▶ [WRITTEN EXERCISE] What is the number of lines holding the word "Shaft"? Write that number and nothing else.
===== DATASET CONTENT =====
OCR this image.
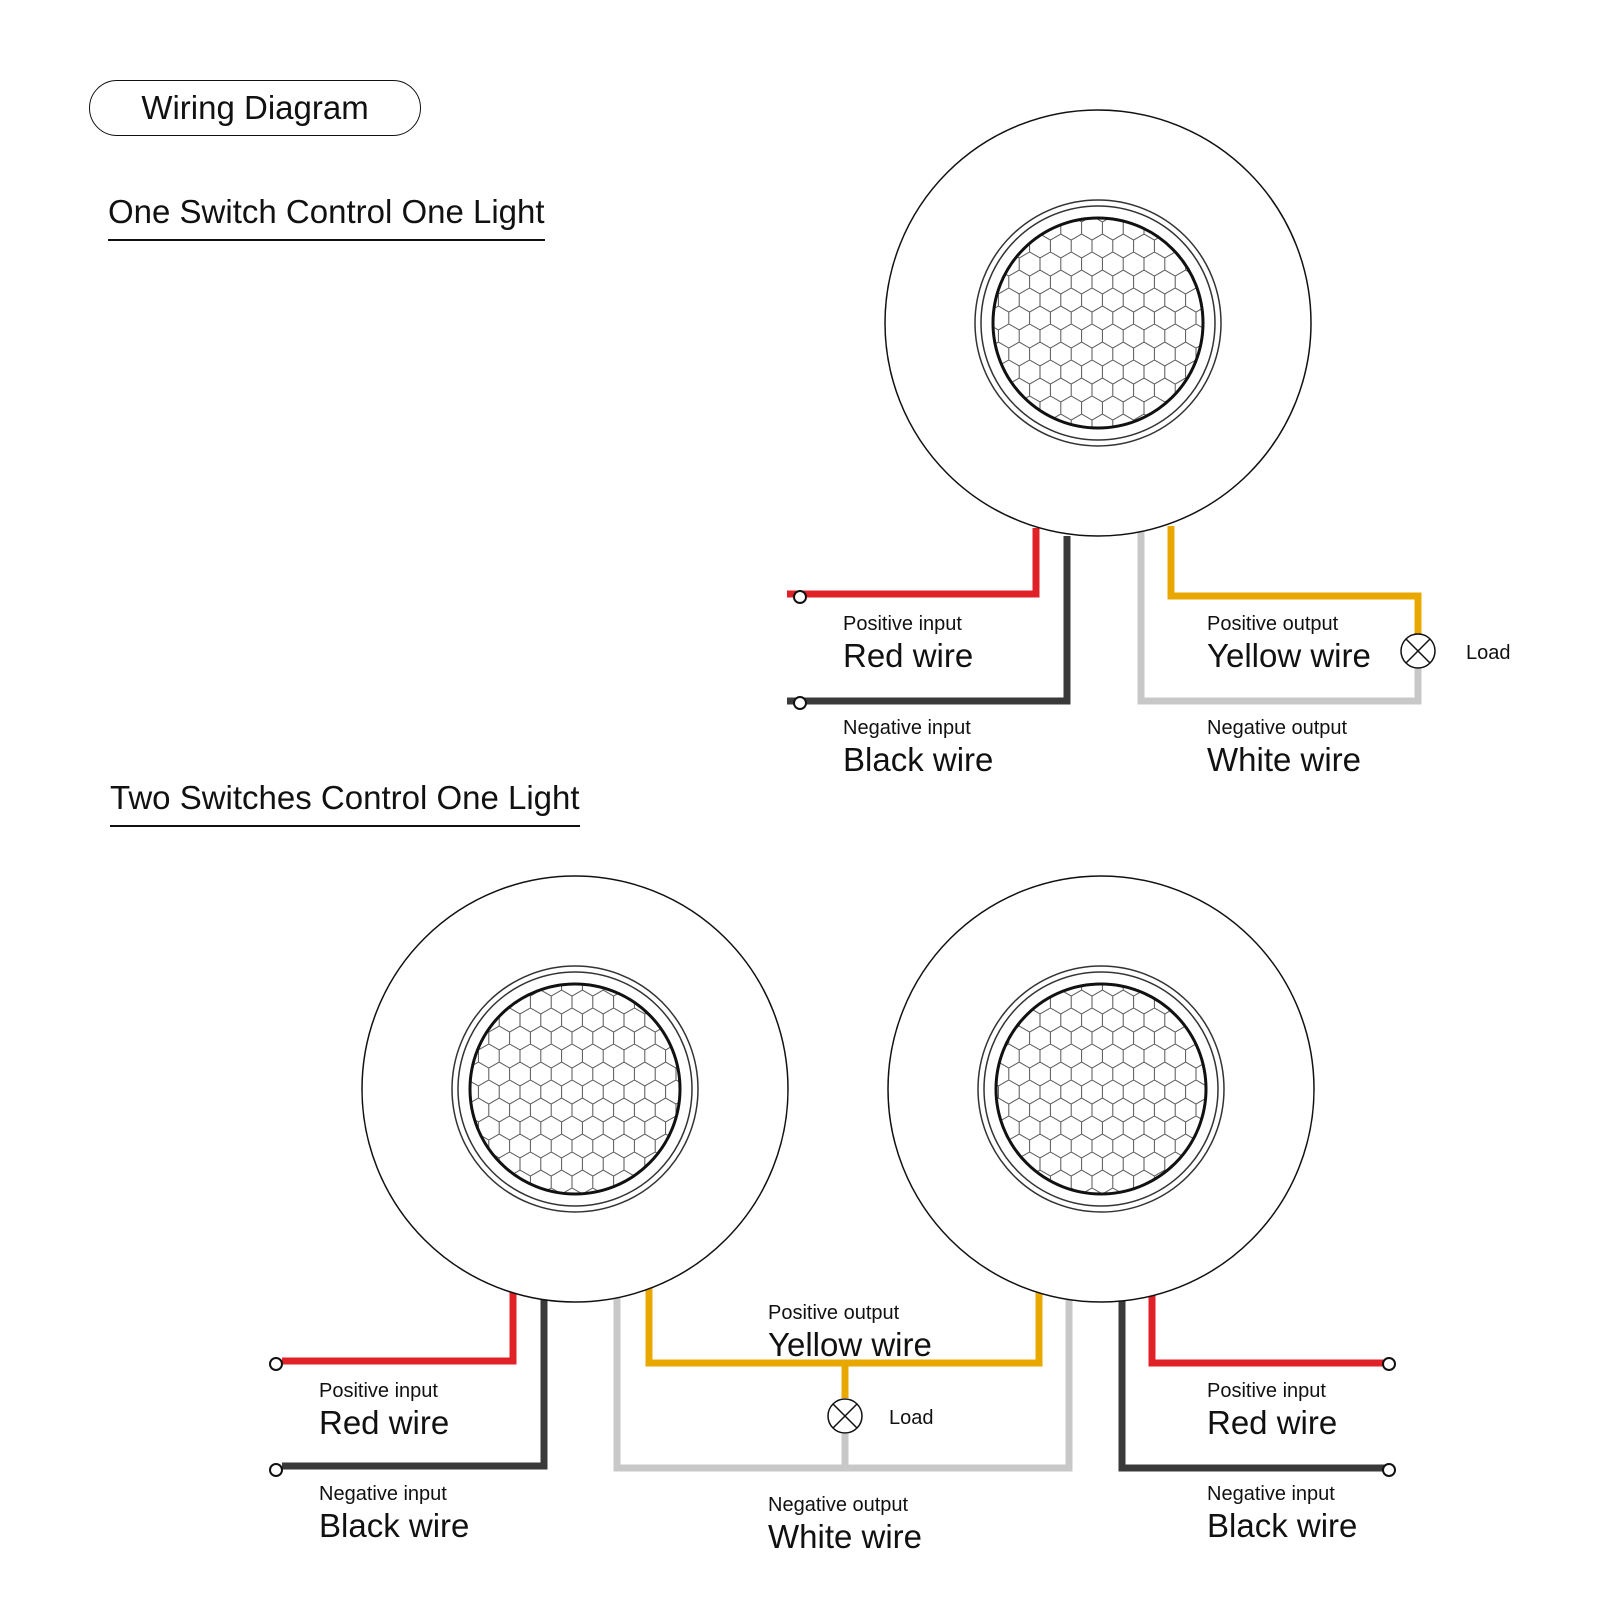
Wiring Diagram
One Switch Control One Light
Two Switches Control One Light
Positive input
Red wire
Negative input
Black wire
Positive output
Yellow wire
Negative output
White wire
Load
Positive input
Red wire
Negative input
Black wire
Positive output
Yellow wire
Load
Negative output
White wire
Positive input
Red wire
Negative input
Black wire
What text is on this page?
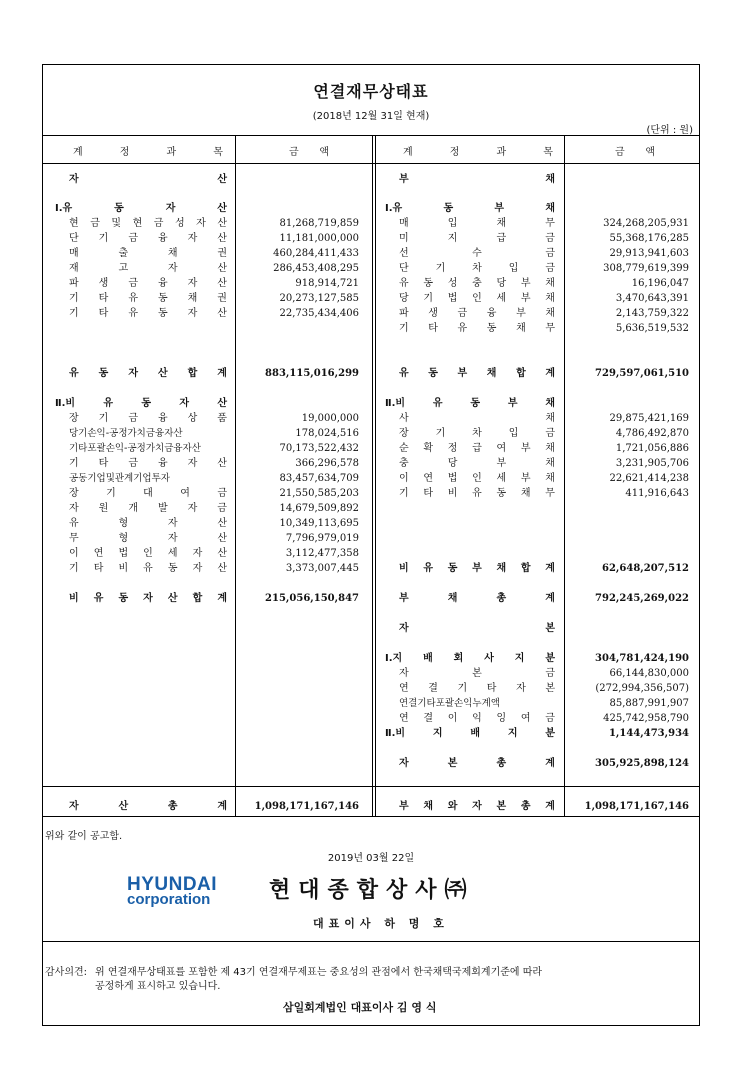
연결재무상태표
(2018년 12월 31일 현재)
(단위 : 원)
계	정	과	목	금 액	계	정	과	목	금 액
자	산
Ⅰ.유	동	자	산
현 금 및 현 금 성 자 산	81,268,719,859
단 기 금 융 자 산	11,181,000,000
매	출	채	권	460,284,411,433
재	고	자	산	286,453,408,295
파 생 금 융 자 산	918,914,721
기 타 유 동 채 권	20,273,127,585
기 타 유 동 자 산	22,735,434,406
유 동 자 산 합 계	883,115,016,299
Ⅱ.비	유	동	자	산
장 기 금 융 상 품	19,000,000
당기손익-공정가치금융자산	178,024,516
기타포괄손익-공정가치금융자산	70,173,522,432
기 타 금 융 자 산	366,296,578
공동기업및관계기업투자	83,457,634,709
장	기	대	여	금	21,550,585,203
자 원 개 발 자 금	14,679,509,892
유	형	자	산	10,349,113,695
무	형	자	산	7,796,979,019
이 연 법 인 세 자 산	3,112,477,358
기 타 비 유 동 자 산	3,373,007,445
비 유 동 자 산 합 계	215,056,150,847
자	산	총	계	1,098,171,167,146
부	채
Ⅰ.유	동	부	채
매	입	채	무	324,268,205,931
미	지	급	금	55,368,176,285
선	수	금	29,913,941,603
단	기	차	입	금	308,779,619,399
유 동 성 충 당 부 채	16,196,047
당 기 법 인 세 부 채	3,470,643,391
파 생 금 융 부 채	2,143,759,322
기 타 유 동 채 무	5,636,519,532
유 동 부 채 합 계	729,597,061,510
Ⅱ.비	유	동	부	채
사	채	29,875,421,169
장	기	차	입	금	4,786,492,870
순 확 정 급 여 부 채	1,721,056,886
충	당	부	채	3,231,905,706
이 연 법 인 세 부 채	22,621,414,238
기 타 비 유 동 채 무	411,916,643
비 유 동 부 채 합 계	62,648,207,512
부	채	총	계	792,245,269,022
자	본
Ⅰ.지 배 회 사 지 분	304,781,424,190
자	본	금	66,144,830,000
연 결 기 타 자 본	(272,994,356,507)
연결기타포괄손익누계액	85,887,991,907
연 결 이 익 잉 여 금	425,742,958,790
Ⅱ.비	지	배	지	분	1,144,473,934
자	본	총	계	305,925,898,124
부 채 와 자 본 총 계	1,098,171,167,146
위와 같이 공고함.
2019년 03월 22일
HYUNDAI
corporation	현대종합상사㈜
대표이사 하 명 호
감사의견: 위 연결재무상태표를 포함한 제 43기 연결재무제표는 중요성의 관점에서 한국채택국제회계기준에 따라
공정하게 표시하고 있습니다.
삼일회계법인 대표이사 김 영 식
=====
===== DATASET CONTENT =====
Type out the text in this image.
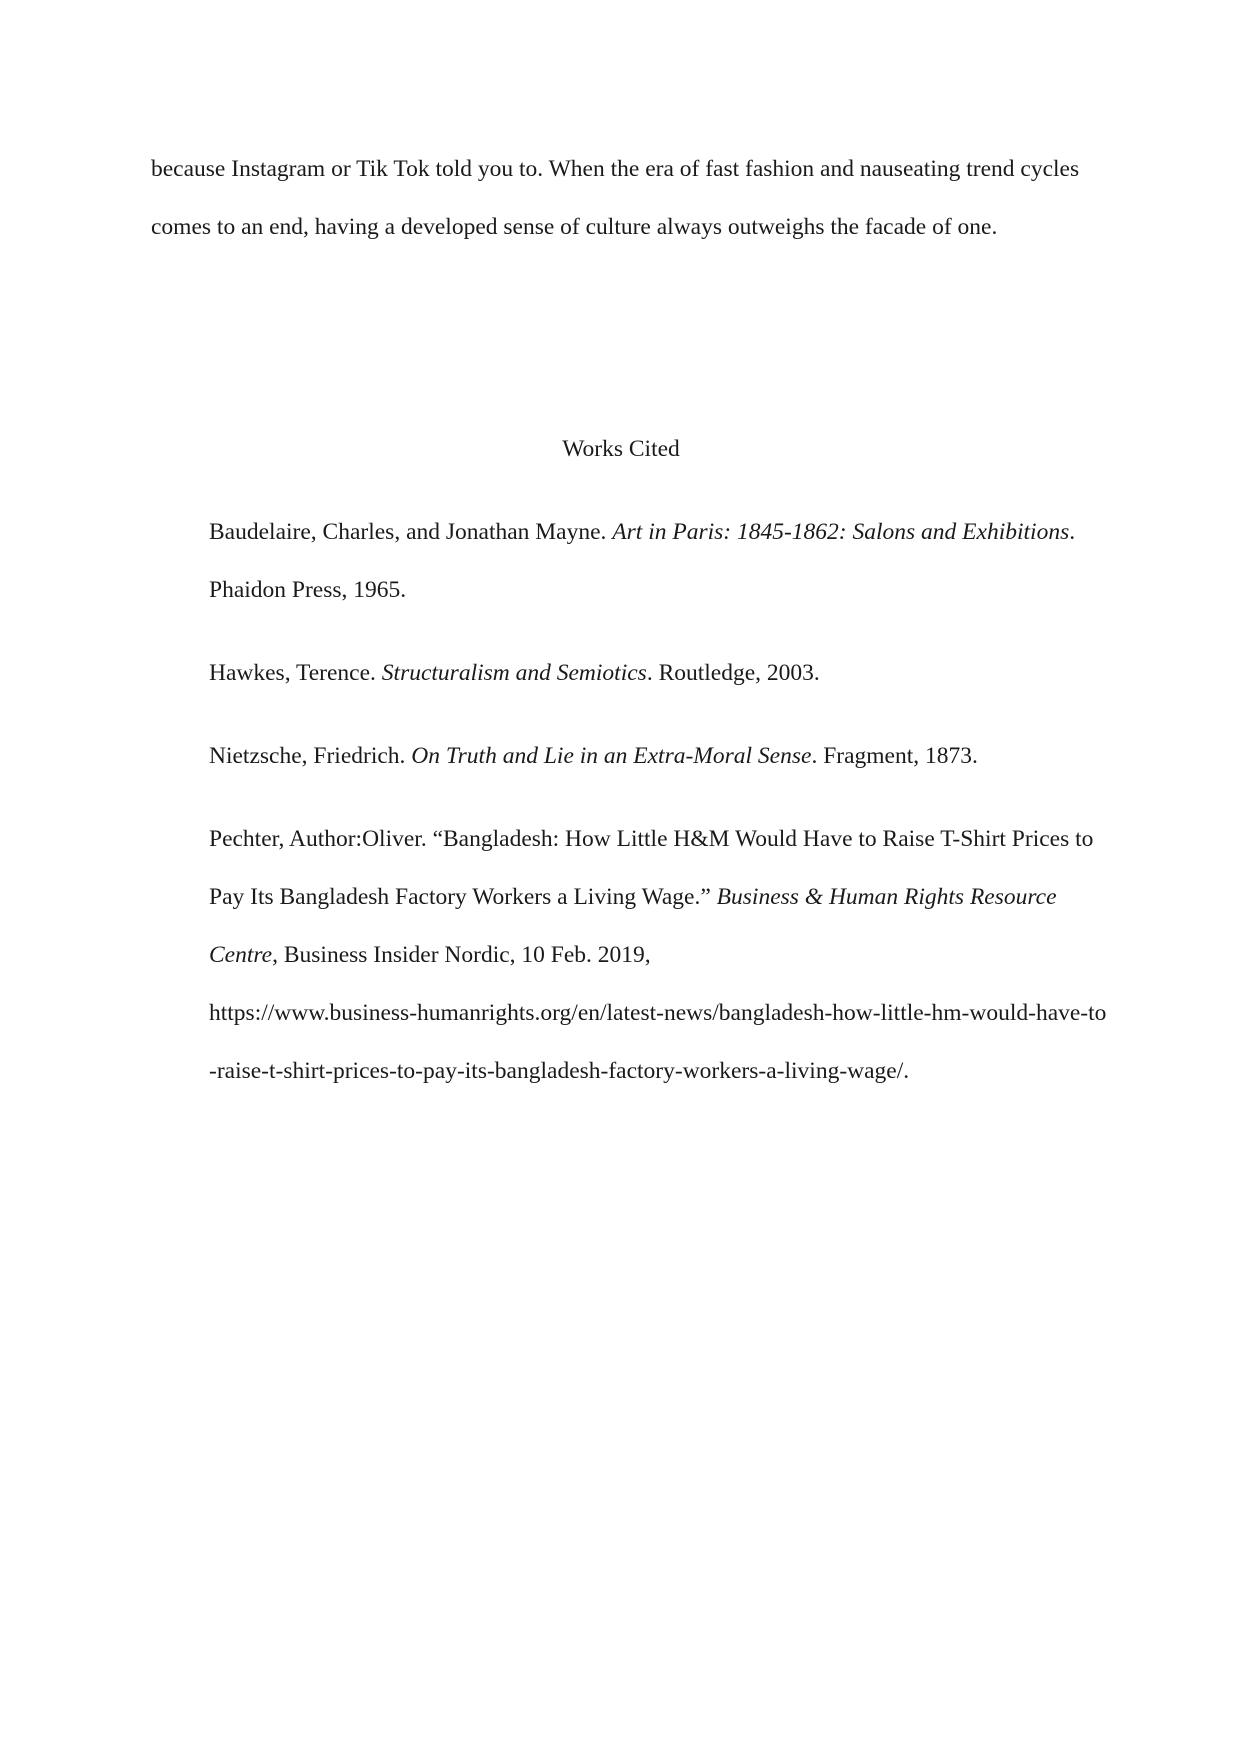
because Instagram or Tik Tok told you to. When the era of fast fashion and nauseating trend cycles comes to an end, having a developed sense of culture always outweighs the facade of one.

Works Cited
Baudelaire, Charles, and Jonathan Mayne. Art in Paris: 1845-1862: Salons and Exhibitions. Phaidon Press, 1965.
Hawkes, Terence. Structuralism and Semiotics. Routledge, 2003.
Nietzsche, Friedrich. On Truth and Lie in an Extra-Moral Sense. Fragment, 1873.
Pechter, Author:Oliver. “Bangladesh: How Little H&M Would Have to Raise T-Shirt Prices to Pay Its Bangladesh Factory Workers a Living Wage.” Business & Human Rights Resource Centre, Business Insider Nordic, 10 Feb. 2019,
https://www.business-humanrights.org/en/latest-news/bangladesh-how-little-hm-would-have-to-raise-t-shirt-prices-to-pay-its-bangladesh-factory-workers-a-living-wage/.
=====
===== DATASET CONTENT =====
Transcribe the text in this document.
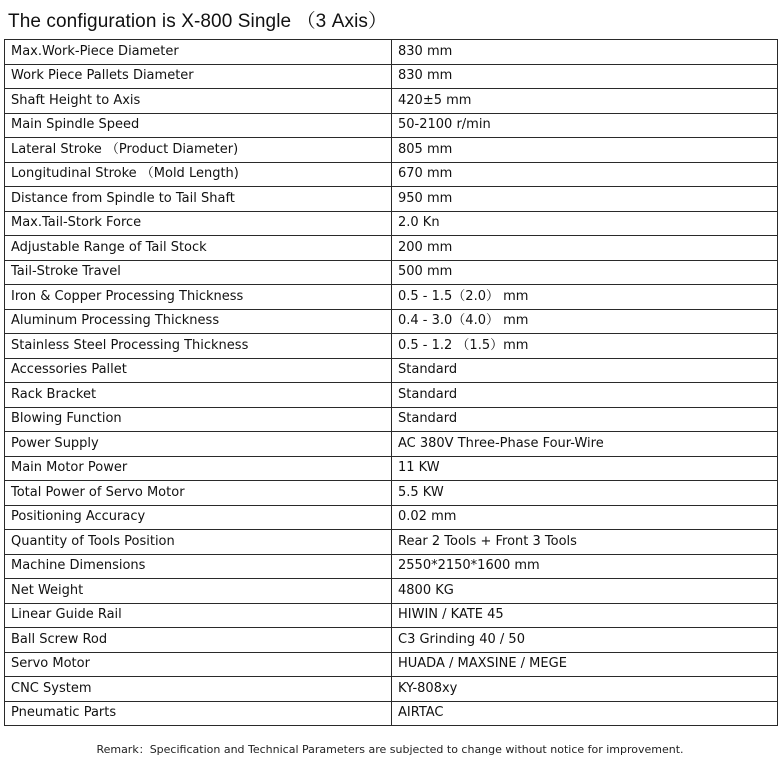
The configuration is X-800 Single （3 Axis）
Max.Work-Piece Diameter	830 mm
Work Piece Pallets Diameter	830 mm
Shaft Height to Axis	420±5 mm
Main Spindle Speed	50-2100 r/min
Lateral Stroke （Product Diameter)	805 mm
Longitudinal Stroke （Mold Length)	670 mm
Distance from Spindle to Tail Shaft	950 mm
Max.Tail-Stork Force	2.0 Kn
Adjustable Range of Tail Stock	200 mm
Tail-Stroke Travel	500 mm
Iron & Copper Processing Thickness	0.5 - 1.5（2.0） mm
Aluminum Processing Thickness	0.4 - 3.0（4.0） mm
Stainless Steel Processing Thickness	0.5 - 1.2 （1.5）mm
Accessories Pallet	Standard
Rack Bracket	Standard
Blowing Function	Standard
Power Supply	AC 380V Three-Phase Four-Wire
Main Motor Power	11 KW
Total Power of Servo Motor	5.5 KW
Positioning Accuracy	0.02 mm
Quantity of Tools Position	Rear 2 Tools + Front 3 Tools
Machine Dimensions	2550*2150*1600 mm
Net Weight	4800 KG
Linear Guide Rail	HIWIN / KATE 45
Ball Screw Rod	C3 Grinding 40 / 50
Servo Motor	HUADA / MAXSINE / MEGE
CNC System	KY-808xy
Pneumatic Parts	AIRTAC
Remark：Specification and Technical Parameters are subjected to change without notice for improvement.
=====
▶ [THE ANSWER] 2